## begin Excerpted data

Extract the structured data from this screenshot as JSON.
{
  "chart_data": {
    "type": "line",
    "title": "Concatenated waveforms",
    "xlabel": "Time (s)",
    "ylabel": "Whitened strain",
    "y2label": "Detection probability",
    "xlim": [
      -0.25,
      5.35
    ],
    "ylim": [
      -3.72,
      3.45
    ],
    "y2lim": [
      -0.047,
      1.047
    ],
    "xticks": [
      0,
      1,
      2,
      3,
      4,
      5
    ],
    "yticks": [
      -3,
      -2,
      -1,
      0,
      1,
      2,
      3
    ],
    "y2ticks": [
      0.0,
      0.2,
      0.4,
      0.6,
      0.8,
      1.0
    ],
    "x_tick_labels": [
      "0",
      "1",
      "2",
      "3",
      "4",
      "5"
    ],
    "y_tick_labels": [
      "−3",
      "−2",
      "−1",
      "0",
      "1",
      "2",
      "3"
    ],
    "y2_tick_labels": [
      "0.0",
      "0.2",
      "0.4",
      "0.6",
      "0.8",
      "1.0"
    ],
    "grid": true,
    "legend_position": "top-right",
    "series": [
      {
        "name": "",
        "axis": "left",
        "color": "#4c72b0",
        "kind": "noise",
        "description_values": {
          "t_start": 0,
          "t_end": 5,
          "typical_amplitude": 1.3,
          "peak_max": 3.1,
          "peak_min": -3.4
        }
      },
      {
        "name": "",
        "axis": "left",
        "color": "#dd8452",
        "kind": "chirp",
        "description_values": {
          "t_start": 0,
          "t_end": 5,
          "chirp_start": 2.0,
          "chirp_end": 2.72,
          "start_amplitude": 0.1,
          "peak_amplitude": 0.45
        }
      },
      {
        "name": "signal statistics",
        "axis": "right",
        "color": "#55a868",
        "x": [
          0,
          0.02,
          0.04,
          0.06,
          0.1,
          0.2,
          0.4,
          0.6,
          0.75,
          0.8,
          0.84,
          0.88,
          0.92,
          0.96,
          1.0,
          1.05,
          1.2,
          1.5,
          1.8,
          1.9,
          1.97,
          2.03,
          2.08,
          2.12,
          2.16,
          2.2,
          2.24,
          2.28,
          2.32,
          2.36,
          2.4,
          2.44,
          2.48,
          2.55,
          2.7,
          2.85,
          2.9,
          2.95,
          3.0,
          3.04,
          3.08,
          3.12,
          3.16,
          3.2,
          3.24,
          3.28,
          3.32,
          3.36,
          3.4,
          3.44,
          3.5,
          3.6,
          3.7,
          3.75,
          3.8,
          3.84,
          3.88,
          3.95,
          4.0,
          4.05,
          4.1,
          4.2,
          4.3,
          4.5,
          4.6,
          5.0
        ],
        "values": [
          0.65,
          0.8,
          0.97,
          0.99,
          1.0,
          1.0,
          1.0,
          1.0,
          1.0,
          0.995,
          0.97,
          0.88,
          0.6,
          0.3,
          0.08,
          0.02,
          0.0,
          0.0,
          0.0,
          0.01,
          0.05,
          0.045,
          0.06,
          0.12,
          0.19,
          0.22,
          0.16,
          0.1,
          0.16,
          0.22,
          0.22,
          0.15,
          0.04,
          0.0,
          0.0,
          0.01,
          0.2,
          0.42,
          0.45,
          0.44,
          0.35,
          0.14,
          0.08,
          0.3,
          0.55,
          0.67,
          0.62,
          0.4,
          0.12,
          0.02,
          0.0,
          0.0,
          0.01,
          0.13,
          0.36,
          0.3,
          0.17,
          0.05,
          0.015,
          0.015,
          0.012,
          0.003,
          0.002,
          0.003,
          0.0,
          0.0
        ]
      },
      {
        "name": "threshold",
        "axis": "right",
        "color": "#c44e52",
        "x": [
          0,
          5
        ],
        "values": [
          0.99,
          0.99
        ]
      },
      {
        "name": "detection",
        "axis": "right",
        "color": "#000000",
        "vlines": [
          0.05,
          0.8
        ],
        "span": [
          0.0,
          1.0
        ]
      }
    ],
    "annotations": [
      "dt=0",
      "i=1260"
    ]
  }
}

## end Excerpted data

**Exercise goal**
Working from the entries above, return all lines that contain "color".

**Task result**
        "color": "#4c72b0",
        "color": "#dd8452",
        "color": "#55a868",
        "color": "#c44e52",
        "color": "#000000",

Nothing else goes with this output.